Job — Only the number is needed: how many lines contain the word "icon"?

··· Data supplied

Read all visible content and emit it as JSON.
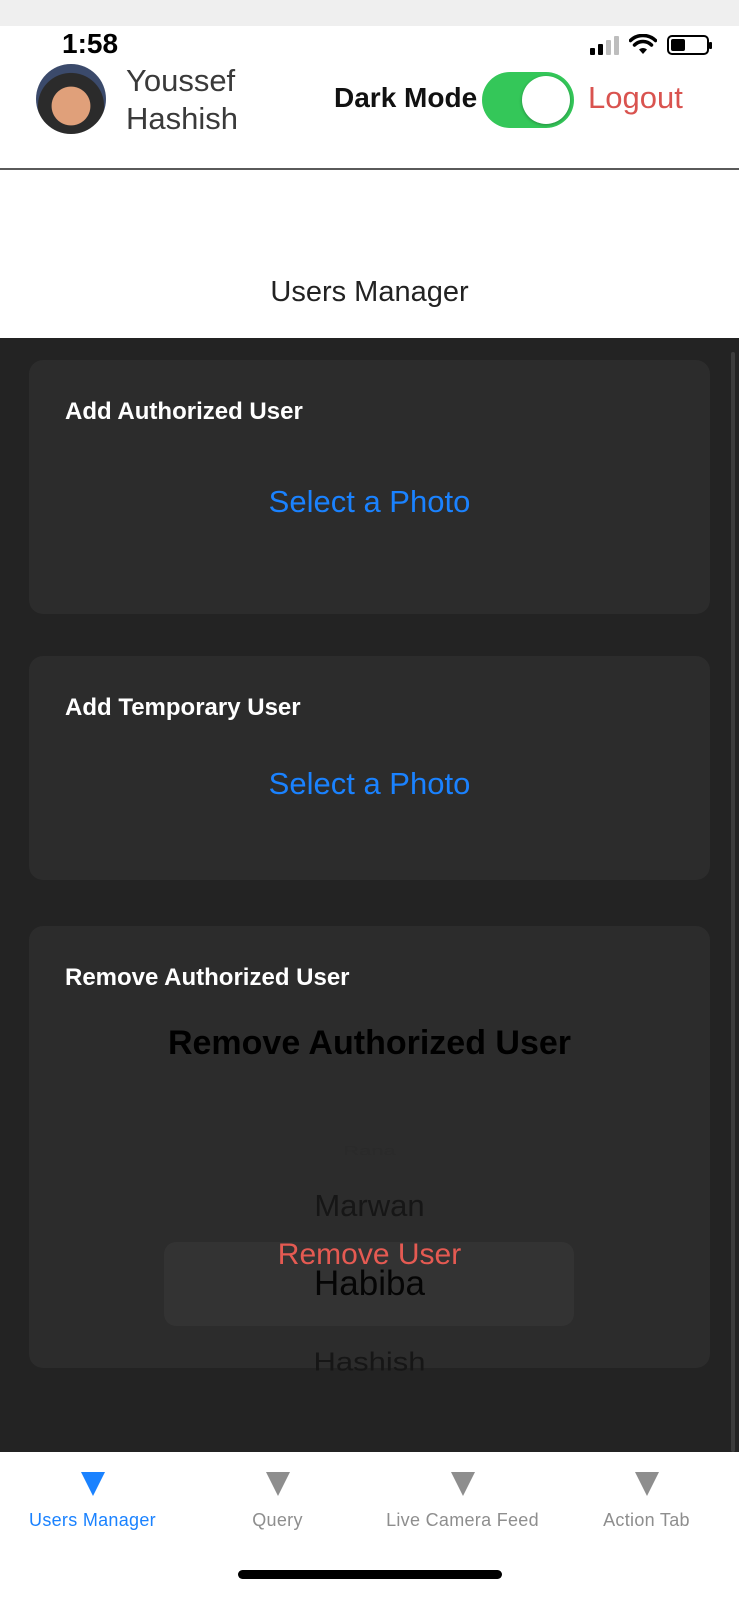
{
  "status": {
    "time": "1:58"
  },
  "header": {
    "user_first": "Youssef",
    "user_last": "Hashish",
    "dark_mode_label": "Dark Mode",
    "dark_mode_on": true,
    "logout_label": "Logout"
  },
  "page": {
    "title": "Users Manager"
  },
  "cards": {
    "add_authorized": {
      "title": "Add Authorized User",
      "action": "Select a Photo"
    },
    "add_temporary": {
      "title": "Add Temporary User",
      "action": "Select a Photo"
    },
    "remove_authorized": {
      "title": "Remove Authorized User",
      "picker_title": "Remove Authorized User",
      "picker_items": [
        "Rana",
        "Marwan",
        "Habiba",
        "Hashish"
      ],
      "selected": "Habiba",
      "remove_label": "Remove User"
    }
  },
  "tabs": [
    {
      "label": "Users Manager",
      "active": true
    },
    {
      "label": "Query",
      "active": false
    },
    {
      "label": "Live Camera Feed",
      "active": false
    },
    {
      "label": "Action Tab",
      "active": false
    }
  ],
  "colors": {
    "accent": "#1a82ff",
    "danger": "#e55a52",
    "toggle_on": "#34c759",
    "card_bg": "#2c2c2c"
  }
}
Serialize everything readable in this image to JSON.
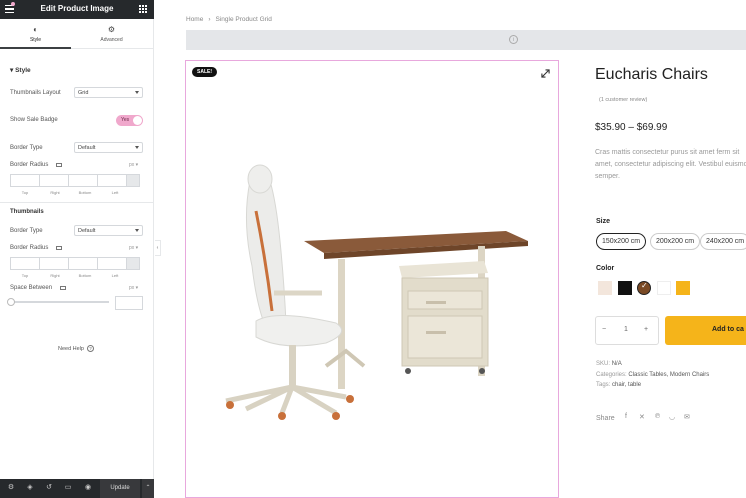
{
  "editor": {
    "title": "Edit Product Image",
    "tabs": [
      {
        "label": "Style",
        "icon": "half-circle-icon"
      },
      {
        "label": "Advanced",
        "icon": "gear-icon"
      }
    ],
    "section": "Style",
    "thumbnails_layout": {
      "label": "Thumbnails Layout",
      "value": "Grid"
    },
    "show_sale_badge": {
      "label": "Show Sale Badge",
      "value": "Yes"
    },
    "border_type": {
      "label": "Border Type",
      "value": "Default"
    },
    "border_radius": {
      "label": "Border Radius",
      "unit": "px"
    },
    "dimension_labels": [
      "Top",
      "Right",
      "Bottom",
      "Left"
    ],
    "thumbnails_heading": "Thumbnails",
    "thumb_border_type": {
      "label": "Border Type",
      "value": "Default"
    },
    "thumb_border_radius": {
      "label": "Border Radius",
      "unit": "px"
    },
    "space_between": {
      "label": "Space Between",
      "unit": "px"
    },
    "need_help": "Need Help",
    "update_label": "Update"
  },
  "page": {
    "breadcrumb": [
      "Home",
      "Single Product Grid"
    ],
    "sale_badge": "SALE!",
    "product_title": "Eucharis Chairs",
    "review": "(1 customer review)",
    "price": "$35.90 – $69.99",
    "description": "Cras mattis consectetur purus sit amet ferm sit amet, consectetur adipiscing elit. Vestibul euismod semper.",
    "size_label": "Size",
    "sizes": [
      "150x200 cm",
      "200x200 cm",
      "240x200 cm"
    ],
    "selected_size": "150x200 cm",
    "color_label": "Color",
    "colors": [
      "#f3e6dc",
      "#111111",
      "#7a4a25",
      "#ffffff",
      "#f5b41a"
    ],
    "selected_color_index": 2,
    "quantity": "1",
    "add_to_cart": "Add to ca",
    "sku_label": "SKU:",
    "sku_value": "N/A",
    "categories_label": "Categories:",
    "categories_value": "Classic Tables, Modern Chairs",
    "tags_label": "Tags:",
    "tags_value": "chair, table",
    "share_label": "Share",
    "accent": "#f5b41a"
  }
}
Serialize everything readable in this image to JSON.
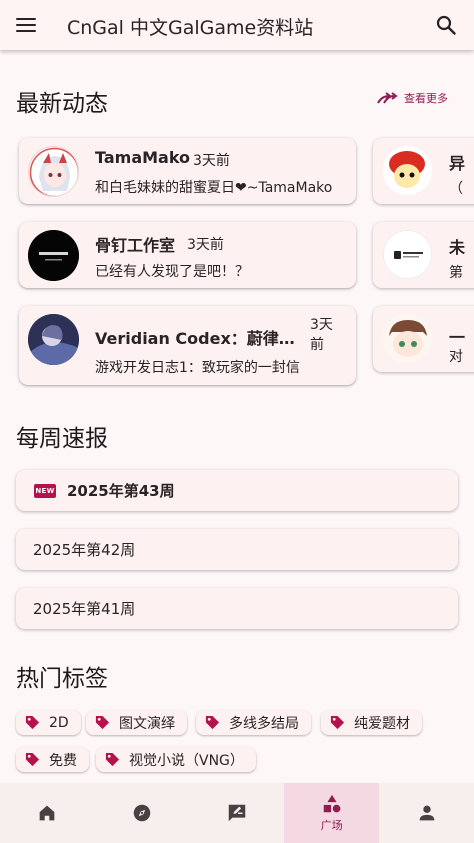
{
  "app": {
    "title": "CnGal 中文GalGame资料站"
  },
  "colors": {
    "accent": "#8e1e52",
    "tag": "#b5114c",
    "surface": "#fdf2f1"
  },
  "news": {
    "title": "最新动态",
    "see_more": "查看更多",
    "cards": [
      {
        "name": "TamaMako",
        "time": "3天前",
        "message": "和白毛妹妹的甜蜜夏日❤~TamaMako"
      },
      {
        "name": "骨钉工作室",
        "time": "3天前",
        "message": "已经有人发现了是吧！？"
      },
      {
        "name": "Veridian Codex：蔚律法典",
        "time": "3天前",
        "message": "游戏开发日志1：致玩家的一封信"
      }
    ],
    "peek_cards": [
      {
        "name": "异",
        "sub": "（"
      },
      {
        "name": "未",
        "sub": "第"
      },
      {
        "name": "一",
        "sub": "对"
      }
    ]
  },
  "weekly": {
    "title": "每周速报",
    "badge": "NEW",
    "items": [
      "2025年第43周",
      "2025年第42周",
      "2025年第41周"
    ]
  },
  "tags": {
    "title": "热门标签",
    "items": [
      "2D",
      "图文演绎",
      "多线多结局",
      "纯爱题材",
      "免费",
      "视觉小说（VNG）"
    ]
  },
  "bottom_nav": {
    "items": [
      {
        "icon": "home-icon",
        "label": ""
      },
      {
        "icon": "compass-icon",
        "label": ""
      },
      {
        "icon": "edit-note-icon",
        "label": ""
      },
      {
        "icon": "shapes-icon",
        "label": "广场"
      },
      {
        "icon": "person-icon",
        "label": ""
      }
    ]
  }
}
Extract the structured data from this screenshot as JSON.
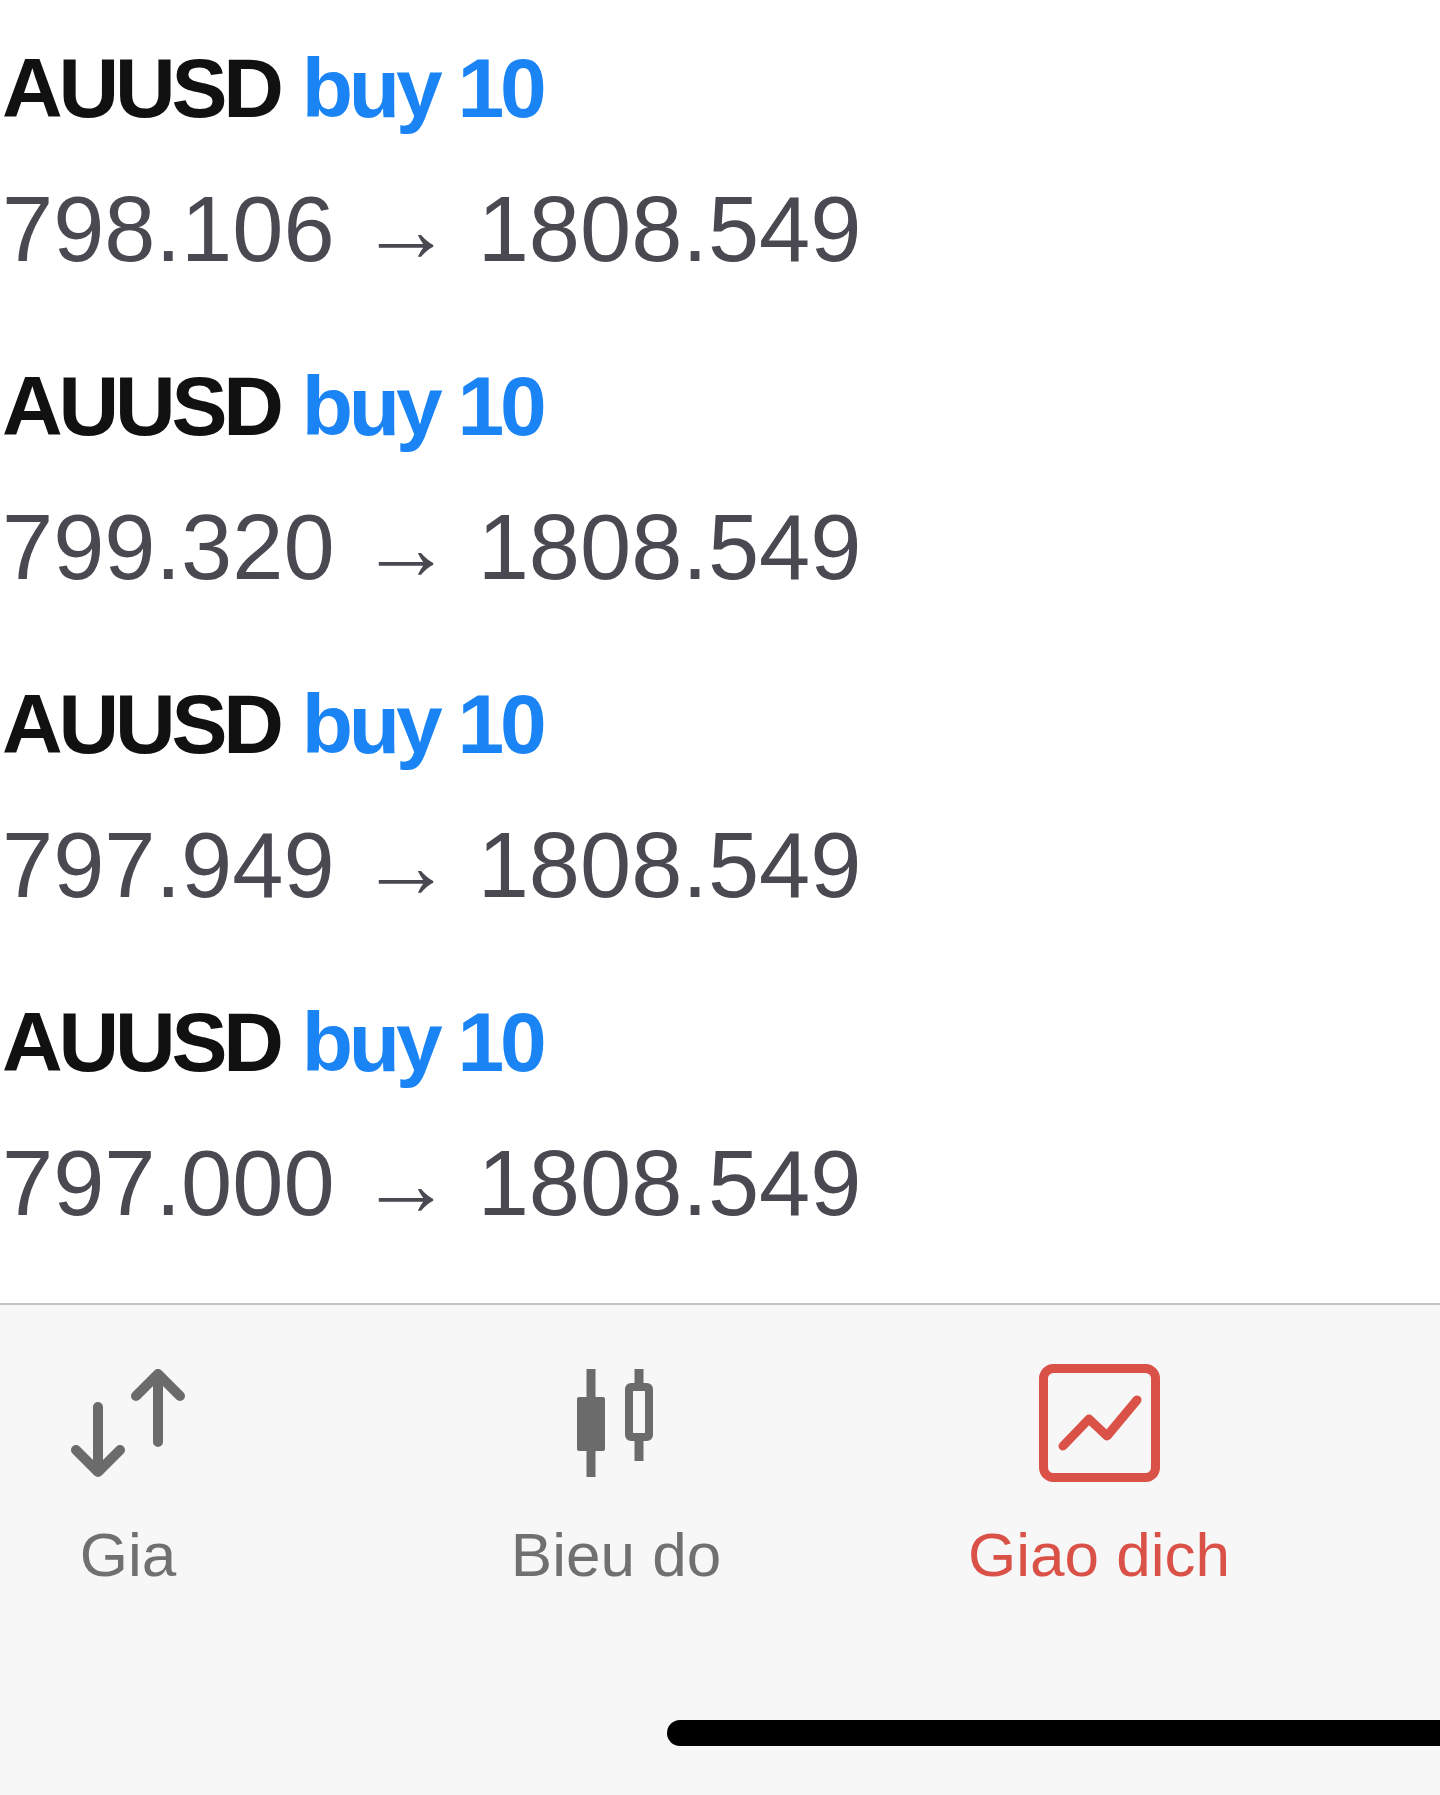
{
  "trades": [
    {
      "symbol": "AUUSD",
      "order": "buy 10",
      "prices": "798.106 → 1808.549"
    },
    {
      "symbol": "AUUSD",
      "order": "buy 10",
      "prices": "799.320 → 1808.549"
    },
    {
      "symbol": "AUUSD",
      "order": "buy 10",
      "prices": "797.949 → 1808.549"
    },
    {
      "symbol": "AUUSD",
      "order": "buy 10",
      "prices": "797.000 → 1808.549"
    }
  ],
  "tab_bar": {
    "tabs": [
      {
        "label": "Gia",
        "selected": false
      },
      {
        "label": "Bieu do",
        "selected": false
      },
      {
        "label": "Giao dich",
        "selected": true
      }
    ]
  }
}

······

Result — 7